◆ WHAT IS ASKED
Repeat each line of the material below exactly as it appears, minus any pictures.

◆ PROVIDED INFORMATION
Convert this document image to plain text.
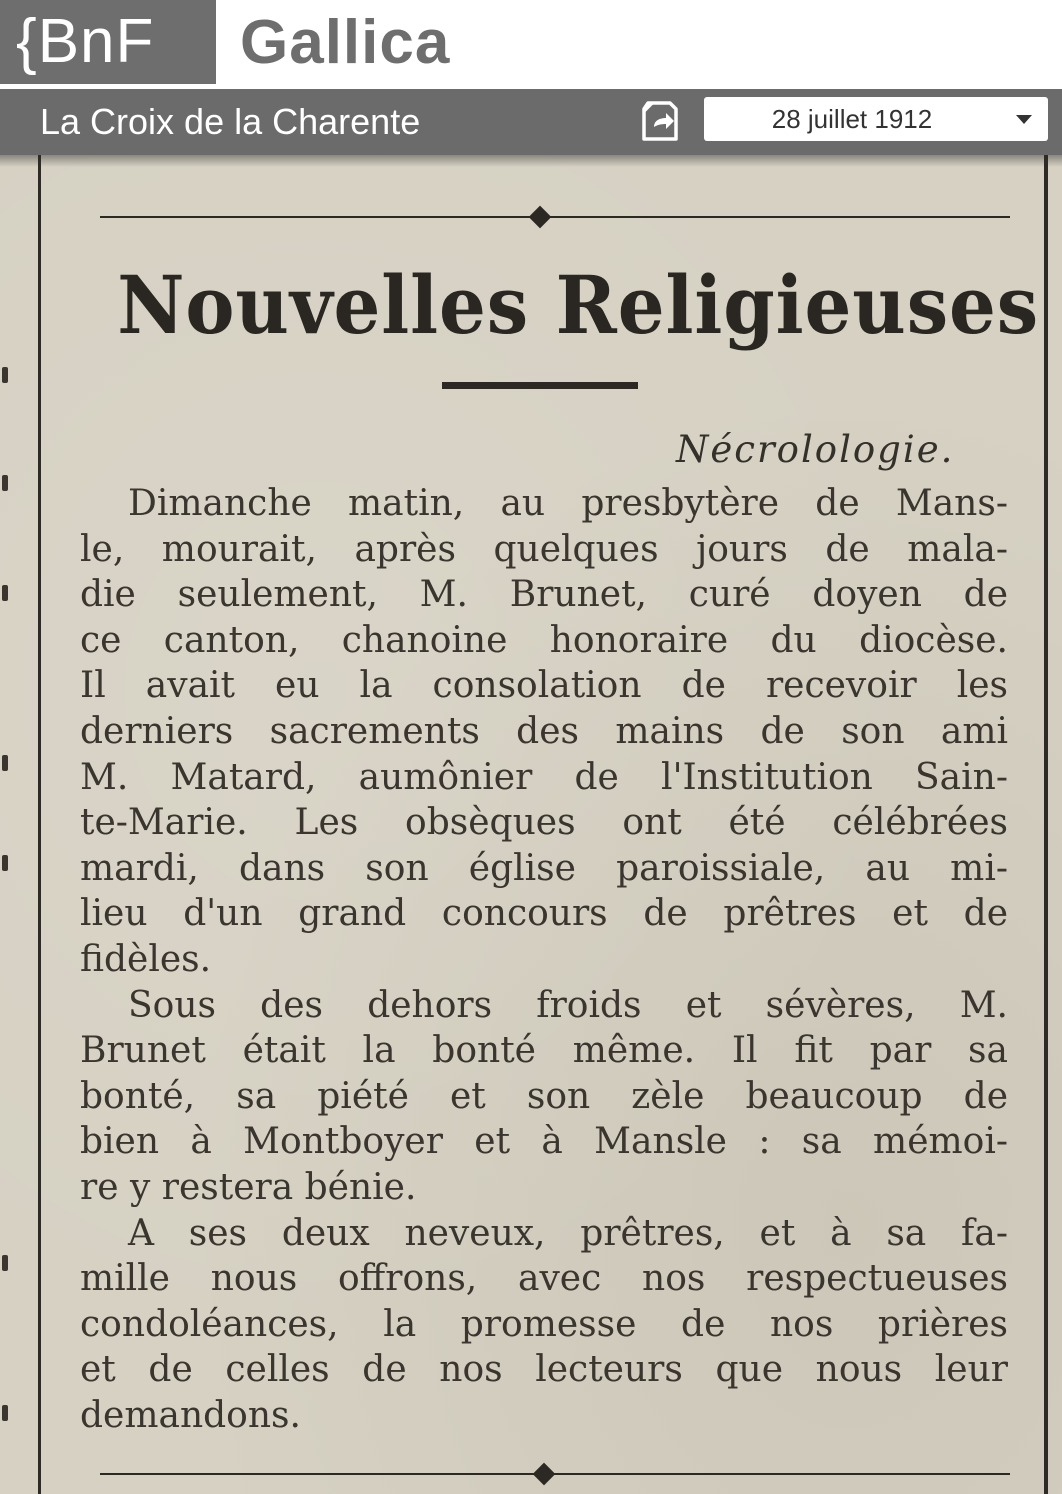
{BnF	Gallica
La Croix de la Charente	28 juillet 1912
Nouvelles Religieuses
Nécrolologie.
Dimanche matin, au presbytère de Mans-
le, mourait, après quelques jours de mala-
die seulement, M. Brunet, curé doyen de
ce canton, chanoine honoraire du diocèse.
Il avait eu la consolation de recevoir les
derniers sacrements des mains de son ami
M. Matard, aumônier de l'Institution Sain-
te-Marie. Les obsèques ont été célébrées
mardi, dans son église paroissiale, au mi-
lieu d'un grand concours de prêtres et de
fidèles.
Sous des dehors froids et sévères, M.
Brunet était la bonté même. Il fit par sa
bonté, sa piété et son zèle beaucoup de
bien à Montboyer et à Mansle : sa mémoi-
re y restera bénie.
A ses deux neveux, prêtres, et à sa fa-
mille nous offrons, avec nos respectueuses
condoléances, la promesse de nos prières
et de celles de nos lecteurs que nous leur
demandons.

◆ COMPLETE RESPONSE
Convert this document image to plain text.
{BnF	Gallica
La Croix de la Charente	28 juillet 1912
Nouvelles Religieuses
Nécrolologie.
Dimanche matin, au presbytère de Mans-
le, mourait, après quelques jours de mala-
die seulement, M. Brunet, curé doyen de
ce canton, chanoine honoraire du diocèse.
Il avait eu la consolation de recevoir les
derniers sacrements des mains de son ami
M. Matard, aumônier de l'Institution Sain-
te-Marie. Les obsèques ont été célébrées
mardi, dans son église paroissiale, au mi-
lieu d'un grand concours de prêtres et de
fidèles.
Sous des dehors froids et sévères, M.
Brunet était la bonté même. Il fit par sa
bonté, sa piété et son zèle beaucoup de
bien à Montboyer et à Mansle : sa mémoi-
re y restera bénie.
A ses deux neveux, prêtres, et à sa fa-
mille nous offrons, avec nos respectueuses
condoléances, la promesse de nos prières
et de celles de nos lecteurs que nous leur
demandons.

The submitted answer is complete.